» **GIVEN EXERCISE**: Write out the lines from the line containing "cell-text: wzrok psychopaty" to the line containing "bingo-cell[interactable]: [44, 498, 174, 628]", both included, reproducing them character for character.

Layout region lines
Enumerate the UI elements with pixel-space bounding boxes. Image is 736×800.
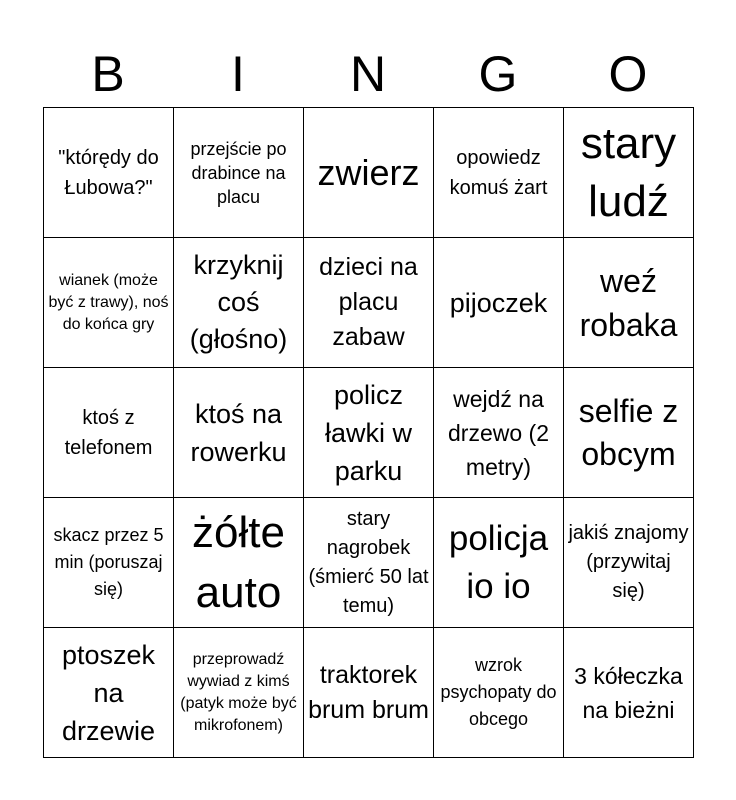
cell-text: wzrok psychopaty do obcego: [440, 655, 557, 729]
bingo-cell[interactable]: [434, 368, 564, 498]
bingo-cell[interactable]: [564, 238, 694, 368]
cell-text: weź robaka: [579, 262, 678, 343]
bingo-cell[interactable]: [44, 498, 174, 628]
cell-text: wianek (może być z trawy), noś do końca gry: [48, 271, 169, 333]
bingo-cell[interactable]: [564, 368, 694, 498]
bingo-cell[interactable]: [174, 628, 304, 758]
bingo-cell[interactable]: [44, 368, 174, 498]
cell-text: przeprowadź wywiad z kimś (patyk może być mikrofonem): [180, 650, 297, 734]
cell-text: zwierz: [317, 151, 420, 193]
cell-text: dzieci na placu zabaw: [319, 253, 418, 351]
cell-text: ktoś na rowerku: [190, 398, 287, 467]
cell-text: "którędy do Łubowa?": [58, 146, 159, 199]
bingo-cell[interactable]: [174, 368, 304, 498]
bingo-cell[interactable]: [304, 628, 434, 758]
bingo-grid: [43, 107, 694, 758]
bingo-cell[interactable]: [304, 368, 434, 498]
cell-text: przejście po drabince na placu: [190, 138, 287, 207]
bingo-cell[interactable]: [304, 108, 434, 238]
cell-text: ptoszek na drzewie: [61, 639, 156, 746]
cell-text: skacz przez 5 min (poruszaj się): [53, 525, 164, 599]
cell-text: krzyknij coś (głośno): [189, 250, 288, 354]
cell-text: 3 kółeczka na bieżni: [574, 662, 683, 723]
cell-text: opowiedz komuś żart: [449, 146, 548, 199]
bingo-cell[interactable]: [564, 498, 694, 628]
cell-text: policja io io: [448, 518, 549, 606]
header-letter-g: G: [478, 46, 518, 102]
cell-text: policz ławki w parku: [324, 379, 412, 486]
bingo-cell[interactable]: [174, 498, 304, 628]
bingo-cell[interactable]: [564, 628, 694, 758]
bingo-cell[interactable]: [44, 238, 174, 368]
bingo-cell[interactable]: [44, 628, 174, 758]
header-letter-n: N: [349, 46, 387, 102]
cell-text: selfie z obcym: [578, 392, 679, 472]
bingo-cell[interactable]: [434, 498, 564, 628]
cell-text: pijoczek: [449, 287, 548, 318]
cell-text: ktoś z telefonem: [64, 406, 153, 459]
cell-text: stary nagrobek (śmierć 50 lat temu): [308, 507, 429, 617]
bingo-cell[interactable]: [304, 498, 434, 628]
bingo-header: [43, 40, 693, 108]
cell-text: stary ludź: [580, 118, 677, 226]
bingo-cell[interactable]: [434, 238, 564, 368]
header-letter-o: O: [608, 46, 648, 102]
cell-text: wejdź na drzewo (2 metry): [448, 385, 549, 480]
bingo-cell[interactable]: [434, 628, 564, 758]
bingo-cell[interactable]: [304, 238, 434, 368]
cell-text: żółte auto: [192, 507, 285, 617]
bingo-cell[interactable]: [174, 238, 304, 368]
cell-text: jakiś znajomy (przywitaj się): [568, 522, 689, 602]
bingo-cell[interactable]: [564, 108, 694, 238]
bingo-cell[interactable]: [434, 108, 564, 238]
bingo-cell[interactable]: [44, 108, 174, 238]
header-letter-i: I: [231, 46, 245, 102]
cell-text: traktorek brum brum: [308, 660, 429, 724]
header-letter-b: B: [91, 46, 125, 102]
bingo-cell[interactable]: [174, 108, 304, 238]
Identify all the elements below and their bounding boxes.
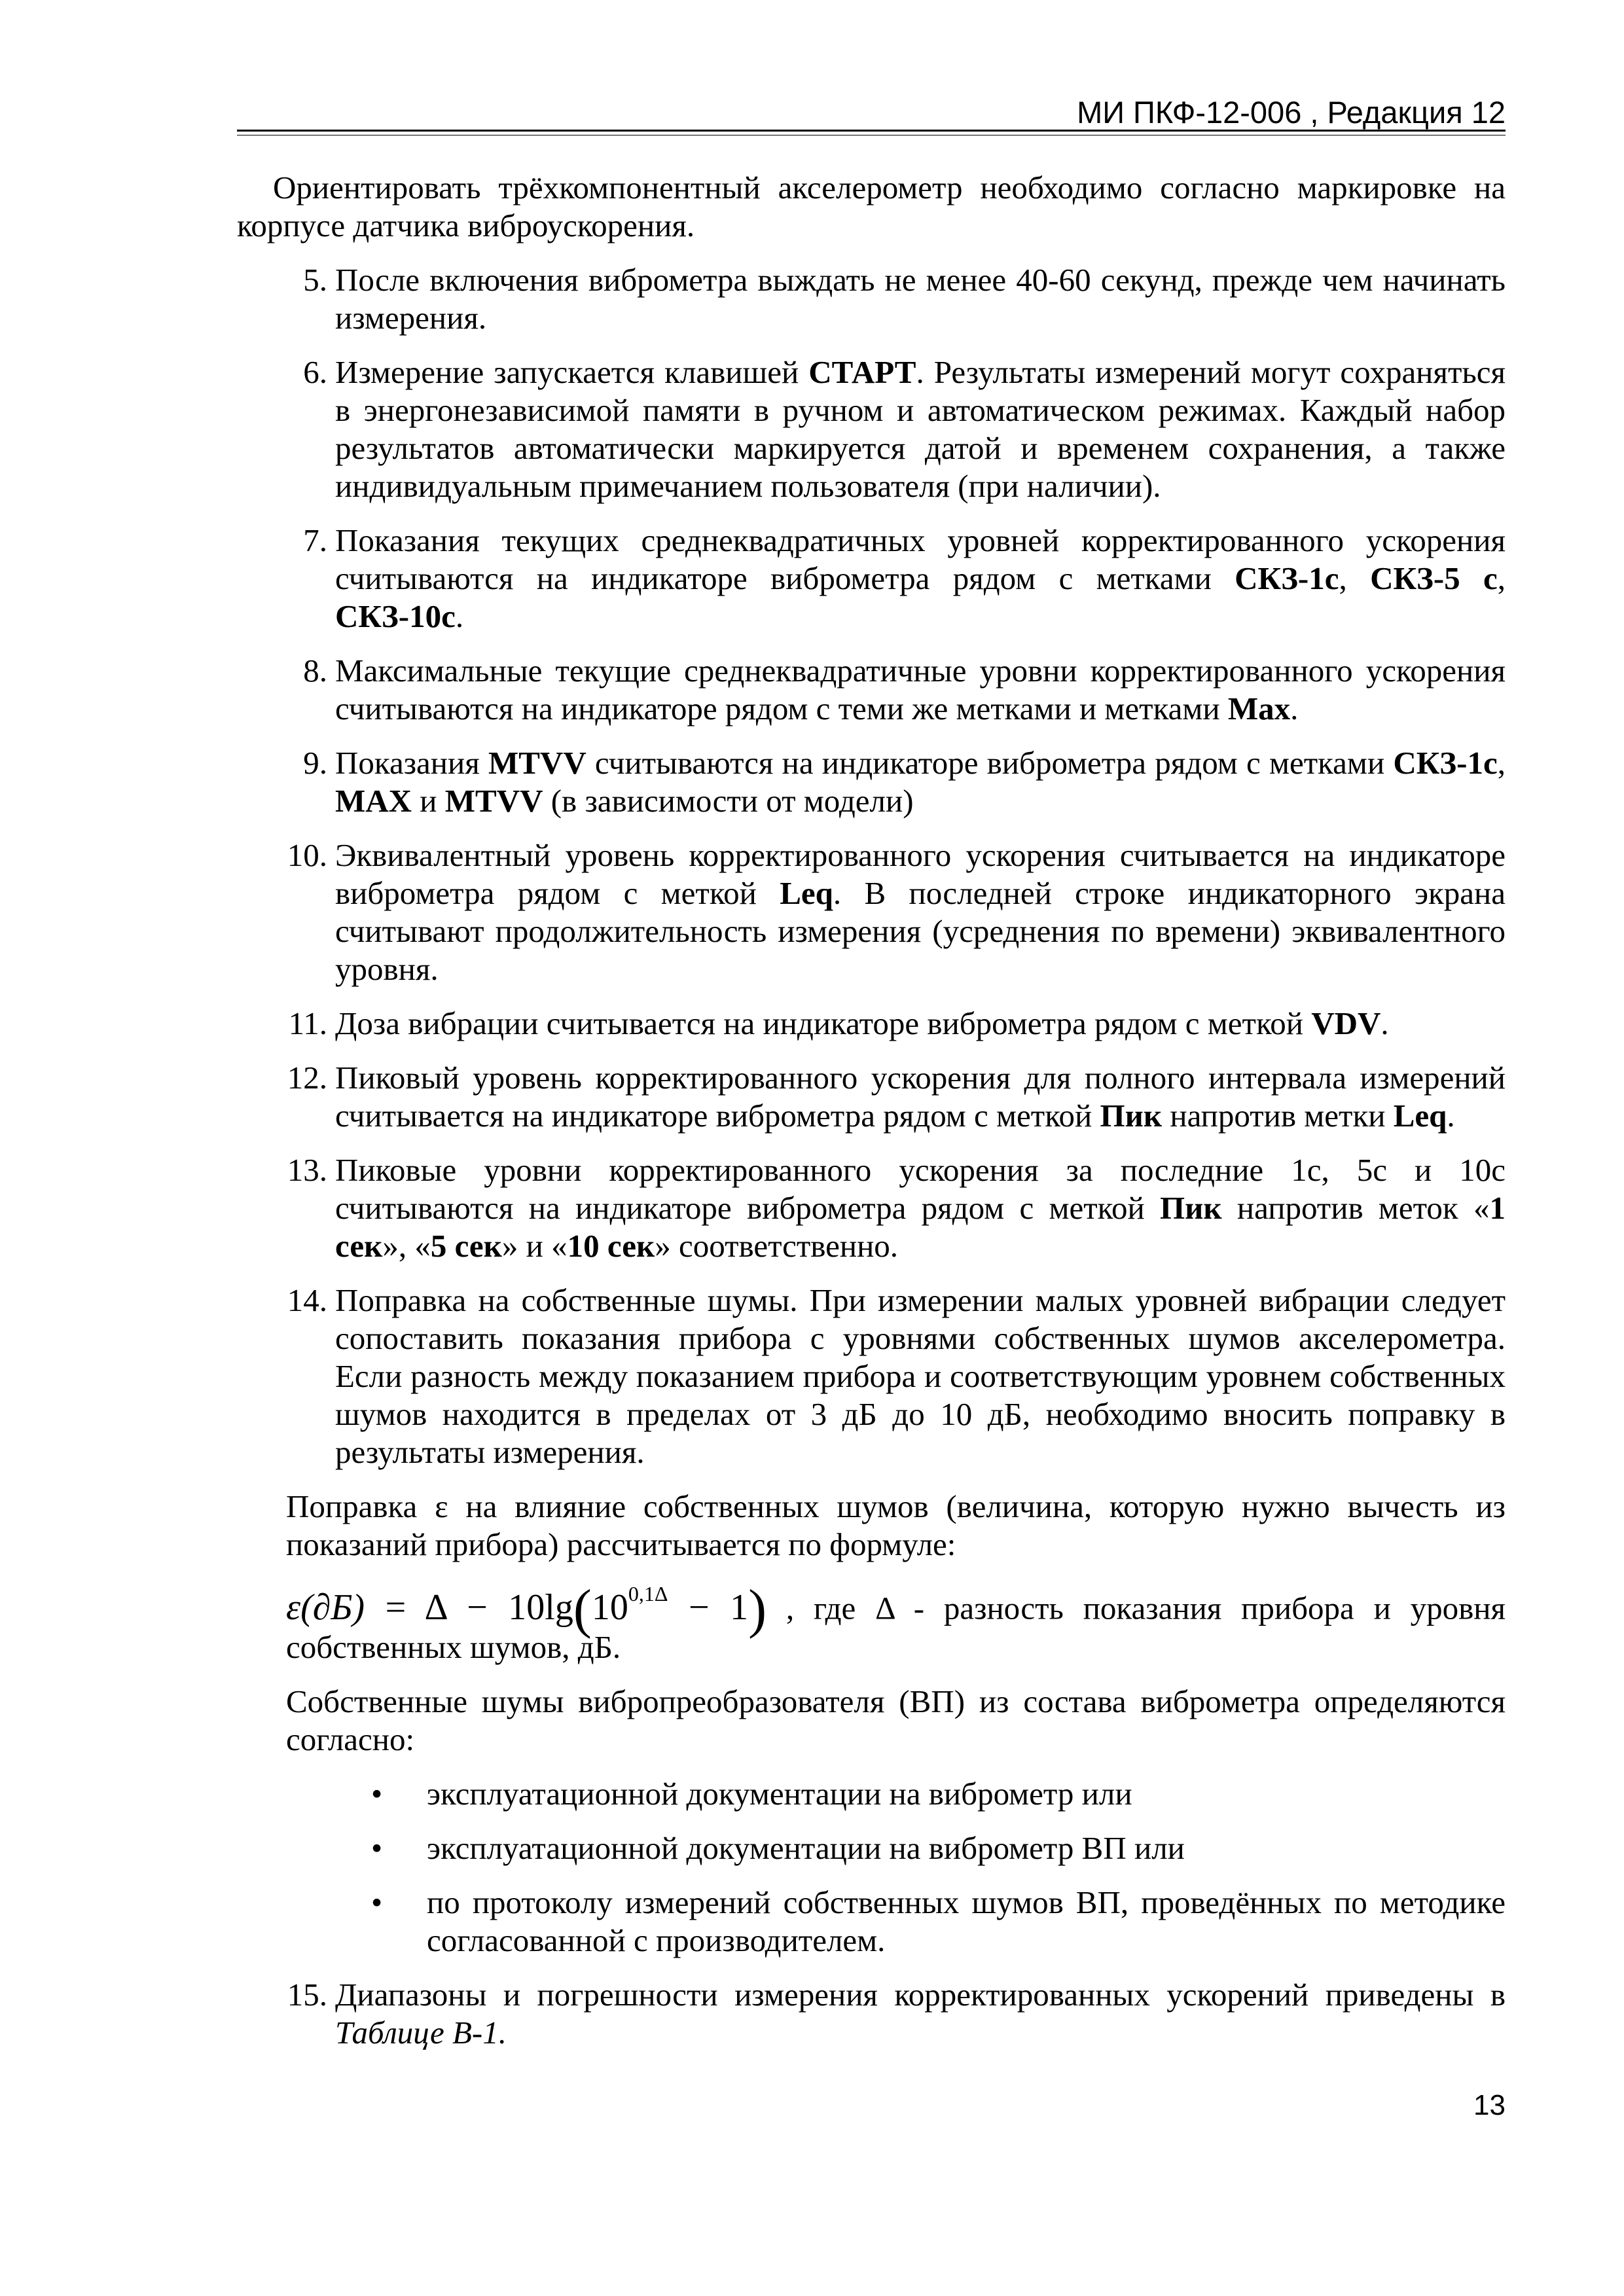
item-text: Доза вибрации считывается на индикаторе виброметра рядом с меткой [335,1005,1312,1041]
formula-base: 10 [591,1587,628,1628]
formula-equals: = Δ − 10lg [365,1587,573,1628]
item-text: , [1497,560,1506,596]
item-text: Измерение запускается клавишей [335,354,809,390]
bold-term: Leq [780,875,833,911]
item-text: » соответственно. [655,1228,899,1264]
list-item-12 [237,1059,1506,1135]
bold-term: Leq [1393,1098,1447,1134]
intro-paragraph: Ориентировать трёхкомпонентный акселерометр необходимо согласно маркировке на корпусе датчика виброускорения. [237,170,1506,243]
bold-term: Пик [1160,1190,1222,1226]
item-number: 14. [287,1282,327,1318]
bold-term: 5 сек [430,1228,502,1264]
header-rule-thick [237,130,1506,132]
item-text: . [1290,691,1299,726]
list-item-13 [237,1151,1506,1265]
list-item-5 [237,261,1506,337]
formula-paren-open: ( [573,1578,592,1640]
item-number: 9. [303,745,327,781]
formula-minus-one: − 1 [668,1587,749,1628]
item-number: 15. [287,1976,327,2013]
item-text: После включения виброметра выждать не менее 40-60 секунд, прежде чем начинать измерения. [335,262,1506,336]
item-text: напротив метки [1162,1098,1394,1134]
item-text: » и « [501,1228,568,1264]
list-item-7 [237,522,1506,636]
formula-unit: (∂Б) [300,1587,365,1628]
item-text: . [1380,1005,1389,1041]
item-number: 12. [287,1060,327,1096]
item-number: 6. [303,354,327,390]
bold-term: VDV [1311,1005,1381,1041]
item-text: Диапазоны и погрешности измерения корректированных ускорений приведены в [335,1976,1506,2013]
bold-term: Пик [1100,1098,1163,1134]
item-text: , [1497,745,1506,781]
bullet-item [237,1775,1506,1813]
item-text: напротив меток « [1221,1190,1490,1226]
item-text: Пиковый уровень корректированного ускорения для полного интервала измерений считывается на индикаторе виброметра рядом с меткой [335,1060,1506,1134]
page-number: 13 [1473,2089,1506,2121]
bullet-icon: • [371,1775,383,1812]
list-item-9 [237,744,1506,820]
list-item-6 [237,353,1506,505]
bullet-text: эксплуатационной документации на виброметр или [427,1775,1132,1812]
item-number: 5. [303,262,327,298]
item-text: (в зависимости от модели) [543,783,914,819]
item-number: 11. [288,1005,327,1041]
item-text: Поправка на собственные шумы. При измерении малых уровней вибрации следует сопоставить показания прибора с уровнями собственных шумов акселерометра. Если разность между показанием прибора и соответствующим уровнем собственных шумов находится в пределах от 3 дБ до 10 дБ, необходимо вносить поправку в результаты измерения. [335,1282,1506,1470]
item-text: , [1339,560,1371,596]
item-number: 7. [303,522,327,558]
document-body [237,169,1506,2068]
correction-formula [286,1578,767,1640]
bold-term: Max [1227,691,1291,726]
list-item-14 [237,1282,1506,1471]
bold-term: СКЗ-1с [1235,560,1339,596]
item-number: 13. [287,1152,327,1188]
bold-term: 1 сек [335,1190,1506,1264]
key-label-start: СТАРТ [808,354,916,390]
list-item-8 [237,652,1506,728]
formula-epsilon: ε [286,1587,301,1628]
bullet-item [237,1884,1506,1960]
correction-paragraph: Поправка ε на влияние собственных шумов (величина, которую нужно вычесть из показаний прибора) рассчитывается по формуле: [286,1488,1506,1562]
bullet-item [237,1829,1506,1867]
item-text: считываются на индикаторе виброметра рядом с метками [586,745,1394,781]
bullet-text: эксплуатационной документации на виброметр ВП или [427,1829,1185,1866]
bold-term: СКЗ-1с [1393,745,1498,781]
list-item-15 [237,1976,1506,2052]
header-doc-id: МИ ПКФ-12-006 , Редакция 12 [1077,95,1506,130]
formula-paren-close: ) [748,1578,767,1640]
list-item-10 [237,836,1506,988]
bold-term: MTVV [444,783,543,819]
bullet-icon: • [371,1829,383,1866]
list-item-11 [237,1005,1506,1043]
table-reference: Таблице В-1. [335,2014,507,2051]
item-text: . В последней строке индикаторного экрана считывают продолжительность измерения (усреднения по времени) эквивалентного уровня. [335,875,1506,987]
item-text: Показания [335,745,488,781]
formula-line [286,1580,1506,1666]
bullet-text: по протоколу измерений собственных шумов ВП, проведённых по методике согласованной с производителем. [427,1884,1506,1958]
item-text: . [455,598,464,634]
noise-paragraph: Собственные шумы вибропреобразователя (ВП) из состава виброметра определяются согласно: [286,1683,1506,1757]
bold-term: СКЗ-5 с [1370,560,1498,596]
item-text: и [412,783,445,819]
item-text: Показания текущих среднеквадратичных уровней корректированного ускорения считываются на индикаторе виброметра рядом с метками [335,522,1506,596]
bold-term: 10 сек [567,1228,655,1264]
item-text: . [1447,1098,1455,1134]
formula-explanation: , где Δ - разность показания прибора и уровня собственных шумов, дБ. [286,1590,1506,1665]
item-text: . Результаты измерений могут сохраняться в энергонезависимой памяти в ручном и автоматическом режимах. Каждый набор результатов автоматически маркируется датой и временем сохранения, а также индивидуальным примечанием пользователя (при наличии). [335,354,1506,504]
bold-term: СКЗ-10с [335,598,456,634]
item-number: 10. [287,837,327,873]
item-text: », « [382,1228,431,1264]
item-text: Пиковые уровни корректированного ускорения за последние 1с, 5с и 10с считываются на индикаторе виброметра рядом с меткой [335,1152,1506,1226]
item-text: Эквивалентный уровень корректированного ускорения считывается на индикаторе виброметра рядом с меткой [335,837,1506,911]
bold-term: MAX [335,783,412,819]
bold-term: MTVV [488,745,586,781]
formula-exponent: 0,1Δ [628,1582,668,1605]
item-number: 8. [303,653,327,689]
item-text: Максимальные текущие среднеквадратичные уровни корректированного ускорения считываются на индикаторе рядом с теми же метками и метками [335,653,1506,726]
bullet-icon: • [371,1884,383,1920]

» **CORRECT OUTPUT**:
cell-text: wzrok psychopaty do obcego: [440, 655, 557, 729]
bingo-cell[interactable]: [434, 368, 564, 498]
bingo-cell[interactable]: [564, 238, 694, 368]
cell-text: weź robaka: [579, 262, 678, 343]
bingo-cell[interactable]: [44, 498, 174, 628]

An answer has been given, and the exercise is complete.